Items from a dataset
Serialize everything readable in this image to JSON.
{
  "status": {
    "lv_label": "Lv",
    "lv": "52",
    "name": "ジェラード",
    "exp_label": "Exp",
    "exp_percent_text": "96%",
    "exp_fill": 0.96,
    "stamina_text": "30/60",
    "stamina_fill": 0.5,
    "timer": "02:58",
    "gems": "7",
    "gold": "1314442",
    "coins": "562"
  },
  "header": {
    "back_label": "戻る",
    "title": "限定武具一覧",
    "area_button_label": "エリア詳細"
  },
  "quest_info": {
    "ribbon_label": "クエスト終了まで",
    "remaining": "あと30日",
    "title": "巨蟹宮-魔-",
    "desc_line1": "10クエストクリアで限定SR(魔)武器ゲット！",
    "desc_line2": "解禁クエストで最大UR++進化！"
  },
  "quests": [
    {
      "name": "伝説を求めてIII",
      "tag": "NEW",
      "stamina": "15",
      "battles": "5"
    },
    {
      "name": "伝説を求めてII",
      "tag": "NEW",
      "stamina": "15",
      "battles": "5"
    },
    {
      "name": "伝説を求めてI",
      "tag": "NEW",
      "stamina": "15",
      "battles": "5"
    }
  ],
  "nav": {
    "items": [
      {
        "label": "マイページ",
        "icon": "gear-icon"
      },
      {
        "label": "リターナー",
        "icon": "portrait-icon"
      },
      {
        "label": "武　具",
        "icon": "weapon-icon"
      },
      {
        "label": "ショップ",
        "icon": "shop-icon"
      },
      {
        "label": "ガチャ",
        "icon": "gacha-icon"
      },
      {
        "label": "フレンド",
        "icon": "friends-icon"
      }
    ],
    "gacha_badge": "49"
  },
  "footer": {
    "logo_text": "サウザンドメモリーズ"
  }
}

-- EXERCISE DETAILS --
The whole listing above needs to be written out again exactly.

-- TASK RESPONSE --
Serialize everything readable in this image to JSON.
{
  "status": {
    "lv_label": "Lv",
    "lv": "52",
    "name": "ジェラード",
    "exp_label": "Exp",
    "exp_percent_text": "96%",
    "exp_fill": 0.96,
    "stamina_text": "30/60",
    "stamina_fill": 0.5,
    "timer": "02:58",
    "gems": "7",
    "gold": "1314442",
    "coins": "562"
  },
  "header": {
    "back_label": "戻る",
    "title": "限定武具一覧",
    "area_button_label": "エリア詳細"
  },
  "quest_info": {
    "ribbon_label": "クエスト終了まで",
    "remaining": "あと30日",
    "title": "巨蟹宮-魔-",
    "desc_line1": "10クエストクリアで限定SR(魔)武器ゲット！",
    "desc_line2": "解禁クエストで最大UR++進化！"
  },
  "quests": [
    {
      "name": "伝説を求めてIII",
      "tag": "NEW",
      "stamina": "15",
      "battles": "5"
    },
    {
      "name": "伝説を求めてII",
      "tag": "NEW",
      "stamina": "15",
      "battles": "5"
    },
    {
      "name": "伝説を求めてI",
      "tag": "NEW",
      "stamina": "15",
      "battles": "5"
    }
  ],
  "nav": {
    "items": [
      {
        "label": "マイページ",
        "icon": "gear-icon"
      },
      {
        "label": "リターナー",
        "icon": "portrait-icon"
      },
      {
        "label": "武　具",
        "icon": "weapon-icon"
      },
      {
        "label": "ショップ",
        "icon": "shop-icon"
      },
      {
        "label": "ガチャ",
        "icon": "gacha-icon"
      },
      {
        "label": "フレンド",
        "icon": "friends-icon"
      }
    ],
    "gacha_badge": "49"
  },
  "footer": {
    "logo_text": "サウザンドメモリーズ"
  }
}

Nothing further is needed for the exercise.